- [Written request]: Scan the material for the word "требованиям", and copy each line where it shows up.

- [Input material]:
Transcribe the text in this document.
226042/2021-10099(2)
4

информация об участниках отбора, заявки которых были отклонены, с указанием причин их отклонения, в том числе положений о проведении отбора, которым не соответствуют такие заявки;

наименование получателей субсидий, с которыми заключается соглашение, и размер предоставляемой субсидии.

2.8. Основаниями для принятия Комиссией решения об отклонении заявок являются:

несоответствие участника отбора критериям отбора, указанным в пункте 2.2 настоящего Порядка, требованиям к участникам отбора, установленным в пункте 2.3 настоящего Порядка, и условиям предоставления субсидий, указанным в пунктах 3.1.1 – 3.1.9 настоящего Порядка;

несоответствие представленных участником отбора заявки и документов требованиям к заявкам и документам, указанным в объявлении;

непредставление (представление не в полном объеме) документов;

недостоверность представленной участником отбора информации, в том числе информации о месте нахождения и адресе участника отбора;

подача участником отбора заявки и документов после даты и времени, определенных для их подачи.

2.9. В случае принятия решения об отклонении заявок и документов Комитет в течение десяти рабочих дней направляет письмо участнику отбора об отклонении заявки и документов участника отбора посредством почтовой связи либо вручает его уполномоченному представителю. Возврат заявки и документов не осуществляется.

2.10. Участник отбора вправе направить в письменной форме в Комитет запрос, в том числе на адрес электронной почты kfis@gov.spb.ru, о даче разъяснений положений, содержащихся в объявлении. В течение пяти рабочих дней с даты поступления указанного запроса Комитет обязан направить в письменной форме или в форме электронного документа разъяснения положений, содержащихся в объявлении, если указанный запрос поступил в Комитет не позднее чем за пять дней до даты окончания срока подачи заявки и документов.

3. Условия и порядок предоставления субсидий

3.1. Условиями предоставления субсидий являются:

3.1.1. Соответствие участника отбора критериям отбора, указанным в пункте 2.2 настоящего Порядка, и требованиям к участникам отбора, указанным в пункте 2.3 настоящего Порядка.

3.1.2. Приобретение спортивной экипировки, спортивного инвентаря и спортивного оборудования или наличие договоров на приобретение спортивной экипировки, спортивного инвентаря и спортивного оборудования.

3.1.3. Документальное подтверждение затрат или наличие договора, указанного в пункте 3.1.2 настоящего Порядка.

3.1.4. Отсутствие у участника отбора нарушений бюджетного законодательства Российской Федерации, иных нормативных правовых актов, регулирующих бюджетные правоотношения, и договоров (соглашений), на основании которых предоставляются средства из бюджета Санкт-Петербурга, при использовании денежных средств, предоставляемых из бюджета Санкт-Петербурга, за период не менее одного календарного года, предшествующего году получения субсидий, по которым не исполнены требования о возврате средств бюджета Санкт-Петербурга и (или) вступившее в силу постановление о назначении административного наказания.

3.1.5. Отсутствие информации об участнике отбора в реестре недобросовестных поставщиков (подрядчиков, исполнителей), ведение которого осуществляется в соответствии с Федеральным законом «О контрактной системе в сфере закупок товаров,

- [Solution to this task]:
несоответствие участника отбора критериям отбора, указанным в пункте 2.2 настоящего Порядка, требованиям к участникам отбора, установленным в пункте 2.3 настоящего Порядка, и условиям предоставления субсидий, указанным в пунктах 3.1.1 – 3.1.9 настоящего Порядка;
несоответствие представленных участником отбора заявки и документов требованиям к заявкам и документам, указанным в объявлении;
3.1.1. Соответствие участника отбора критериям отбора, указанным в пункте 2.2 настоящего Порядка, и требованиям к участникам отбора, указанным в пункте 2.3 настоящего Порядка.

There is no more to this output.